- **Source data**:
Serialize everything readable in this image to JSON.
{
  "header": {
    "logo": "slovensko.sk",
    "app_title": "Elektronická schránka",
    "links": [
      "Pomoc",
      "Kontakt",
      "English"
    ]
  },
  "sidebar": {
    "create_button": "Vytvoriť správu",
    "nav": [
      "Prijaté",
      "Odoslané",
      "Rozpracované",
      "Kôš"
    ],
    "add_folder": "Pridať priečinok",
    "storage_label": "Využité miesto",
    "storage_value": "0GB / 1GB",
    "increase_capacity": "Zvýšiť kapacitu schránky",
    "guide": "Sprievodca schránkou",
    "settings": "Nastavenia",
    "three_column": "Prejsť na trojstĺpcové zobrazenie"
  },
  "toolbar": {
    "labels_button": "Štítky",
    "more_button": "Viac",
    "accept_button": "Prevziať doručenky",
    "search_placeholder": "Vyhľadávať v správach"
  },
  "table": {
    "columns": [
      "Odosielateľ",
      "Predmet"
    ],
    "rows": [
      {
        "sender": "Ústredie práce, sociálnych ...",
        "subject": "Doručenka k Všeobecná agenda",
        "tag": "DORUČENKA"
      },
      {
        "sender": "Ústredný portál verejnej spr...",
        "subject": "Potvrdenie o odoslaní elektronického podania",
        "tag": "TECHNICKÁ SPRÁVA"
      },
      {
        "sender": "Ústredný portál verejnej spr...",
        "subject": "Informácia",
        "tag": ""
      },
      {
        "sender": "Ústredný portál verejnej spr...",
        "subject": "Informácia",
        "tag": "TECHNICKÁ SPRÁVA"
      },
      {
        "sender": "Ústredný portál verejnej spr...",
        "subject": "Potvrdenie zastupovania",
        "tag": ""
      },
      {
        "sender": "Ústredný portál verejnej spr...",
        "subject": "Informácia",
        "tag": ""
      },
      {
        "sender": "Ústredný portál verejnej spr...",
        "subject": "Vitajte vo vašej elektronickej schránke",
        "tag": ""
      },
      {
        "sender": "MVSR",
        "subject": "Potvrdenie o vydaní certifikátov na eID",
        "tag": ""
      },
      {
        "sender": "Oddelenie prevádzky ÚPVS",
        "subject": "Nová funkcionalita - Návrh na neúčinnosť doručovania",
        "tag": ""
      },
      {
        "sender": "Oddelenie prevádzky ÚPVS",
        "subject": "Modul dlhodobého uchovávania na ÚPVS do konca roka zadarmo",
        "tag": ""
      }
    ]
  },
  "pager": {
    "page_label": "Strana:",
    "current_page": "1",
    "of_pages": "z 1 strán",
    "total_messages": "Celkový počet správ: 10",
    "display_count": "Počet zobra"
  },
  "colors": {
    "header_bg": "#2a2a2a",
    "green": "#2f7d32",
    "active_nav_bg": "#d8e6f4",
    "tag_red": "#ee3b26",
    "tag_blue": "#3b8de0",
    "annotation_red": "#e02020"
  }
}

- **What to work on**: Please repeat the listing exactly, with nothing left out.

- **Result**:
Serialize everything readable in this image to JSON.
{
  "header": {
    "logo": "slovensko.sk",
    "app_title": "Elektronická schránka",
    "links": [
      "Pomoc",
      "Kontakt",
      "English"
    ]
  },
  "sidebar": {
    "create_button": "Vytvoriť správu",
    "nav": [
      "Prijaté",
      "Odoslané",
      "Rozpracované",
      "Kôš"
    ],
    "add_folder": "Pridať priečinok",
    "storage_label": "Využité miesto",
    "storage_value": "0GB / 1GB",
    "increase_capacity": "Zvýšiť kapacitu schránky",
    "guide": "Sprievodca schránkou",
    "settings": "Nastavenia",
    "three_column": "Prejsť na trojstĺpcové zobrazenie"
  },
  "toolbar": {
    "labels_button": "Štítky",
    "more_button": "Viac",
    "accept_button": "Prevziať doručenky",
    "search_placeholder": "Vyhľadávať v správach"
  },
  "table": {
    "columns": [
      "Odosielateľ",
      "Predmet"
    ],
    "rows": [
      {
        "sender": "Ústredie práce, sociálnych ...",
        "subject": "Doručenka k Všeobecná agenda",
        "tag": "DORUČENKA"
      },
      {
        "sender": "Ústredný portál verejnej spr...",
        "subject": "Potvrdenie o odoslaní elektronického podania",
        "tag": "TECHNICKÁ SPRÁVA"
      },
      {
        "sender": "Ústredný portál verejnej spr...",
        "subject": "Informácia",
        "tag": ""
      },
      {
        "sender": "Ústredný portál verejnej spr...",
        "subject": "Informácia",
        "tag": "TECHNICKÁ SPRÁVA"
      },
      {
        "sender": "Ústredný portál verejnej spr...",
        "subject": "Potvrdenie zastupovania",
        "tag": ""
      },
      {
        "sender": "Ústredný portál verejnej spr...",
        "subject": "Informácia",
        "tag": ""
      },
      {
        "sender": "Ústredný portál verejnej spr...",
        "subject": "Vitajte vo vašej elektronickej schránke",
        "tag": ""
      },
      {
        "sender": "MVSR",
        "subject": "Potvrdenie o vydaní certifikátov na eID",
        "tag": ""
      },
      {
        "sender": "Oddelenie prevádzky ÚPVS",
        "subject": "Nová funkcionalita - Návrh na neúčinnosť doručovania",
        "tag": ""
      },
      {
        "sender": "Oddelenie prevádzky ÚPVS",
        "subject": "Modul dlhodobého uchovávania na ÚPVS do konca roka zadarmo",
        "tag": ""
      }
    ]
  },
  "pager": {
    "page_label": "Strana:",
    "current_page": "1",
    "of_pages": "z 1 strán",
    "total_messages": "Celkový počet správ: 10",
    "display_count": "Počet zobra"
  },
  "colors": {
    "header_bg": "#2a2a2a",
    "green": "#2f7d32",
    "active_nav_bg": "#d8e6f4",
    "tag_red": "#ee3b26",
    "tag_blue": "#3b8de0",
    "annotation_red": "#e02020"
  }
}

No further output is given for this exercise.